START

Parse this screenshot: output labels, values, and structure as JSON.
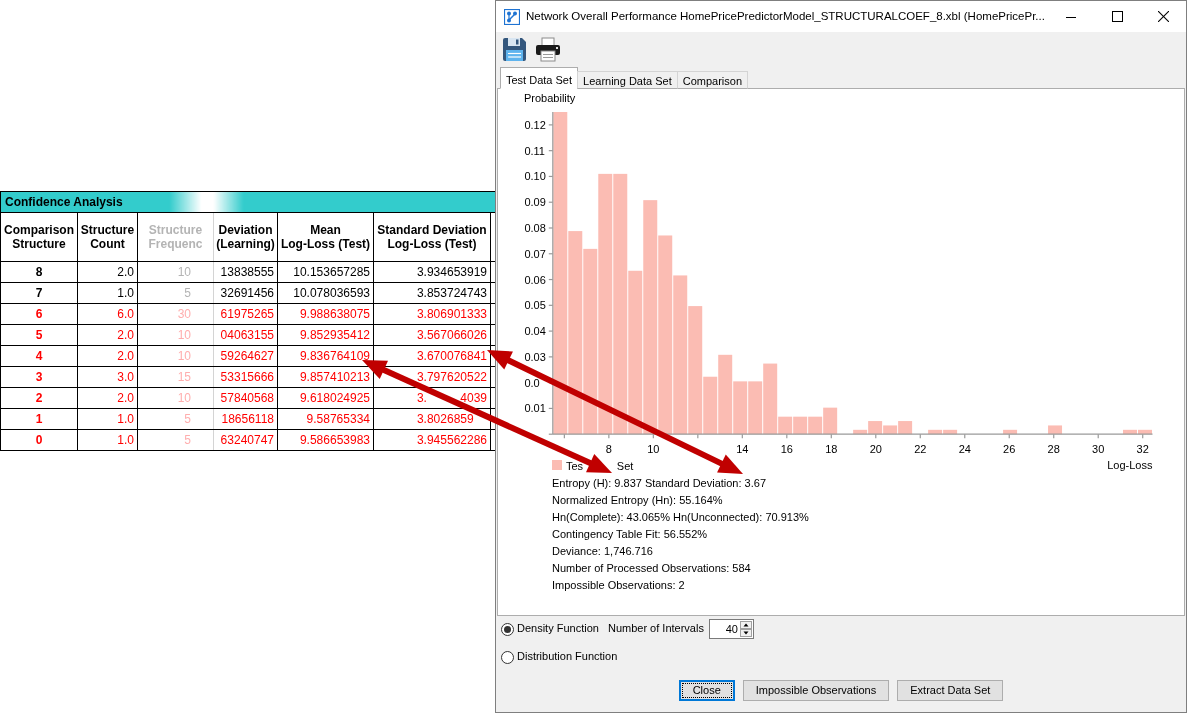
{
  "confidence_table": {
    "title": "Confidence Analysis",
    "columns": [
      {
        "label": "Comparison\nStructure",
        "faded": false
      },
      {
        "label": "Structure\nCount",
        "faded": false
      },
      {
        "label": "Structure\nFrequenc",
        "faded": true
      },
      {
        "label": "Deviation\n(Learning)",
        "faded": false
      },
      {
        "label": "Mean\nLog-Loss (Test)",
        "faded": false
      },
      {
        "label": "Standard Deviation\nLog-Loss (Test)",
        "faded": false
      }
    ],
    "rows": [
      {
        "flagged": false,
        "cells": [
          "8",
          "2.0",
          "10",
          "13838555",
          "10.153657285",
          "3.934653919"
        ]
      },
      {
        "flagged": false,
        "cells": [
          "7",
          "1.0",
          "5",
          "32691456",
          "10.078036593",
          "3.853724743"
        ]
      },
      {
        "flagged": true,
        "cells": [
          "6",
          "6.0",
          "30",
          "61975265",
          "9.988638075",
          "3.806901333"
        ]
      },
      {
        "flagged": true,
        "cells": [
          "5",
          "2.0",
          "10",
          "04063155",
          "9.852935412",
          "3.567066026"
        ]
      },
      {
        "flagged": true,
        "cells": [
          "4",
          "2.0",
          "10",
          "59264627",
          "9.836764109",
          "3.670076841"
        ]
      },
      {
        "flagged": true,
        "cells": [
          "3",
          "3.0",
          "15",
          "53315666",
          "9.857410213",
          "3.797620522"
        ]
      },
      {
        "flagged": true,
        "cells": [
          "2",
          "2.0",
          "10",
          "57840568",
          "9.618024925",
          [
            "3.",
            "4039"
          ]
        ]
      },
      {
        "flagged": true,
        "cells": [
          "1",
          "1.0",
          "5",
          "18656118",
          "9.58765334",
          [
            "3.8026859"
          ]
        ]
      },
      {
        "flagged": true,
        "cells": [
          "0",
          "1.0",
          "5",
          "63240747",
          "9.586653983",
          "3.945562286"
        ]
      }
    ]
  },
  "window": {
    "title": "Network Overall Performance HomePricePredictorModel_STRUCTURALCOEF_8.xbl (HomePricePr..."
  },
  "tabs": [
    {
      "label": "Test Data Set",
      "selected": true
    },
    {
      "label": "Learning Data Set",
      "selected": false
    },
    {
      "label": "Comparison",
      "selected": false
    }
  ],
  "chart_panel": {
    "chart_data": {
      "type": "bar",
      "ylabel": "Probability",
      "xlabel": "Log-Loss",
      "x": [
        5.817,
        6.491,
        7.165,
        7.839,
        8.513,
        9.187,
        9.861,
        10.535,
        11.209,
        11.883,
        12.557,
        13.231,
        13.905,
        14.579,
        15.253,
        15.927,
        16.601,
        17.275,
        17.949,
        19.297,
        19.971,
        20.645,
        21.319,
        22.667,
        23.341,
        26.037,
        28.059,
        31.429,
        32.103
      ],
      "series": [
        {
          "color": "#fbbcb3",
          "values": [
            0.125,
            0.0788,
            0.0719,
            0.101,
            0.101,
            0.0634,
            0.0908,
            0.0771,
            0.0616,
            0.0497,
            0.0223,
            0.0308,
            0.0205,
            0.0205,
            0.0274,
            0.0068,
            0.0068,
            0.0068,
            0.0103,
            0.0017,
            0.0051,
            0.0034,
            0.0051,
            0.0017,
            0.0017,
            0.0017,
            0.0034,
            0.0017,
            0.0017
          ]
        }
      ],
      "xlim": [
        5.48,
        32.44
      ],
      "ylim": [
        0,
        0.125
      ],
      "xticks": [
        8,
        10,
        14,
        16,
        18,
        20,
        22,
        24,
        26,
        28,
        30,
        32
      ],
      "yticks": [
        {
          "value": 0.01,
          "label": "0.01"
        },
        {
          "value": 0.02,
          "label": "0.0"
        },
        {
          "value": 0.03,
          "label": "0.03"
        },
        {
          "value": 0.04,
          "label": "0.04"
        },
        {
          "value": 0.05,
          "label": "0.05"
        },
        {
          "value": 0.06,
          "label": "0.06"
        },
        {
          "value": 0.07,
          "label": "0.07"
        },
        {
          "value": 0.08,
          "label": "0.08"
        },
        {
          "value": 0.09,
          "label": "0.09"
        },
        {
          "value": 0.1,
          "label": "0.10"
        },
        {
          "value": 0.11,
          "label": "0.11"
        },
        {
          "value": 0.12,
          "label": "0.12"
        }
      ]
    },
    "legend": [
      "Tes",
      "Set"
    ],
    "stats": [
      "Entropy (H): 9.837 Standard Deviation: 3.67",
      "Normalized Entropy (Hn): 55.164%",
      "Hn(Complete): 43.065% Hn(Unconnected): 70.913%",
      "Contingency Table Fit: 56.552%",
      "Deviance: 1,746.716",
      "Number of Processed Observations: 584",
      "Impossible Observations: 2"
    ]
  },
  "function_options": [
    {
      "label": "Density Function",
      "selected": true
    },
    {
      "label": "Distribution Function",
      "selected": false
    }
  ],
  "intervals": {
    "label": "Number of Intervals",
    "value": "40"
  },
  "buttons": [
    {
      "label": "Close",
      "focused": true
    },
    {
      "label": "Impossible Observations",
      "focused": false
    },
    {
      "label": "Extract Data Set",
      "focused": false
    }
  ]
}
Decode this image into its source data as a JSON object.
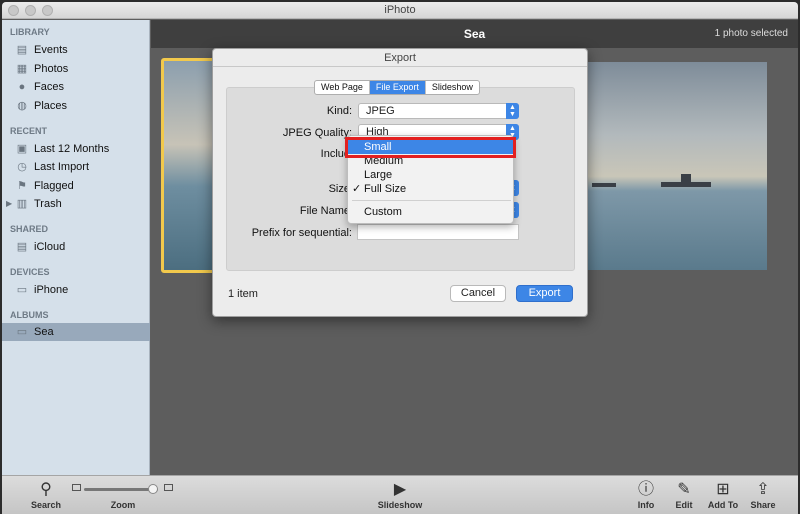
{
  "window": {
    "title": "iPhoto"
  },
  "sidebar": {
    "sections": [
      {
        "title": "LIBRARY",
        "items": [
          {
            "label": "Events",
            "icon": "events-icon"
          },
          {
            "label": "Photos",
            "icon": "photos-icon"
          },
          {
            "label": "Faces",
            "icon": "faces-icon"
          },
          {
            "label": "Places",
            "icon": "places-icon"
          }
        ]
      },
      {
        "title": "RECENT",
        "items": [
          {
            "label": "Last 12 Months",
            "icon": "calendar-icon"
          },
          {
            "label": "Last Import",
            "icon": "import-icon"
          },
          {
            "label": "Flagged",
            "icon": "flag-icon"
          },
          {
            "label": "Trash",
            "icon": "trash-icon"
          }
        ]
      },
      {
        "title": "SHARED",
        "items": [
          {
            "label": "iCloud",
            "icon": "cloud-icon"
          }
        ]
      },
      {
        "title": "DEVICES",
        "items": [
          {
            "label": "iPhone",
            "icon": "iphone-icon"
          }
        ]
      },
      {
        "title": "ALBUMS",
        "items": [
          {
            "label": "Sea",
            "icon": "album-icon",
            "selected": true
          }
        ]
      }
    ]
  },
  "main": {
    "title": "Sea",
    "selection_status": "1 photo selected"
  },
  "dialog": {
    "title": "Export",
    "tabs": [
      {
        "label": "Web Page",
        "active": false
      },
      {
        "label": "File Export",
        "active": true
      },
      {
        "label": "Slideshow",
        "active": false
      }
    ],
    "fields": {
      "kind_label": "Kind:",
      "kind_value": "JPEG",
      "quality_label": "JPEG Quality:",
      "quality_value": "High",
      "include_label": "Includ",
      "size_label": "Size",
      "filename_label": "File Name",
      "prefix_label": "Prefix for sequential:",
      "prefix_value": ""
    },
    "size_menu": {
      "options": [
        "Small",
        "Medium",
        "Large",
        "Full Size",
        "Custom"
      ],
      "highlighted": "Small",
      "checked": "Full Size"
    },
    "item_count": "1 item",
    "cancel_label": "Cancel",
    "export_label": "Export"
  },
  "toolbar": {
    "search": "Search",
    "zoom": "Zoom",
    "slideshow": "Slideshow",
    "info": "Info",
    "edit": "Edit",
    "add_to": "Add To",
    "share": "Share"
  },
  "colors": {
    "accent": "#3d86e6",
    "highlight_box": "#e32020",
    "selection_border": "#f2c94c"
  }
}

END
START

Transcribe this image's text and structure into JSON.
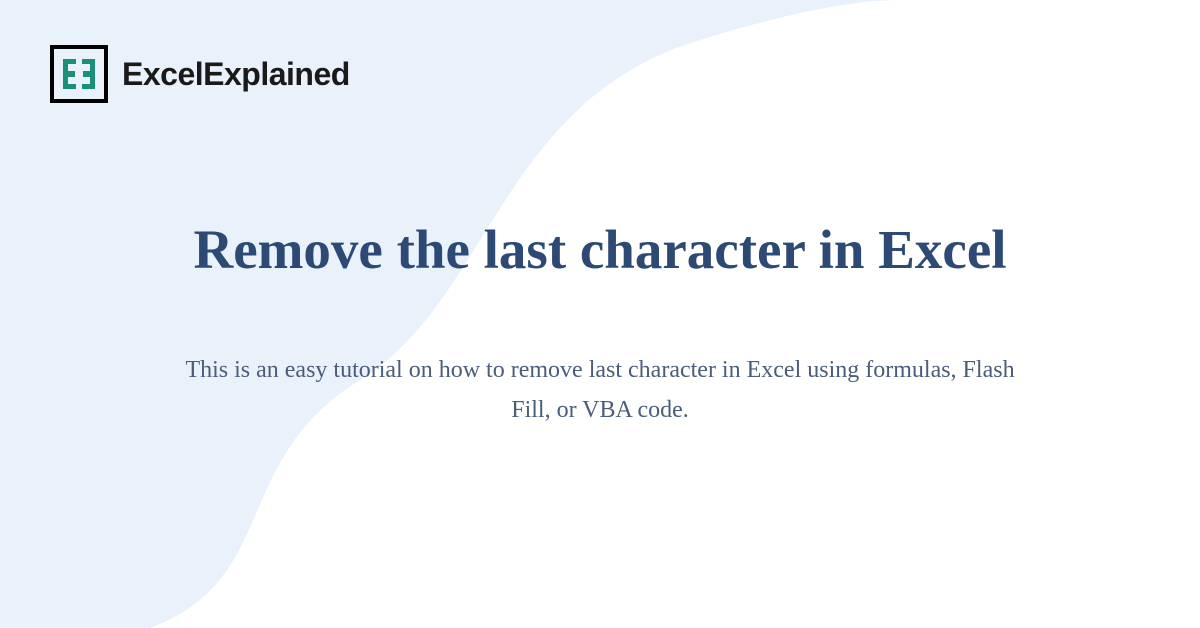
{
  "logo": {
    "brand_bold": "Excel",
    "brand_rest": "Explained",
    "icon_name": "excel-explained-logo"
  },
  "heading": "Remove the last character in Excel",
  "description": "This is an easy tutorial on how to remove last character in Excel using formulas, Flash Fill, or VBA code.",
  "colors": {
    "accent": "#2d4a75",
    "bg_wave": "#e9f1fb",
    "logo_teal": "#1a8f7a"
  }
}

END

# INSTRUCTIONS TO FOLLOW
Identify the lines above that contain the word "Number", then copy them.

# EXPECTED ANSWER
      "Number of Processed Observations: 584",
    "label": "Number of Intervals",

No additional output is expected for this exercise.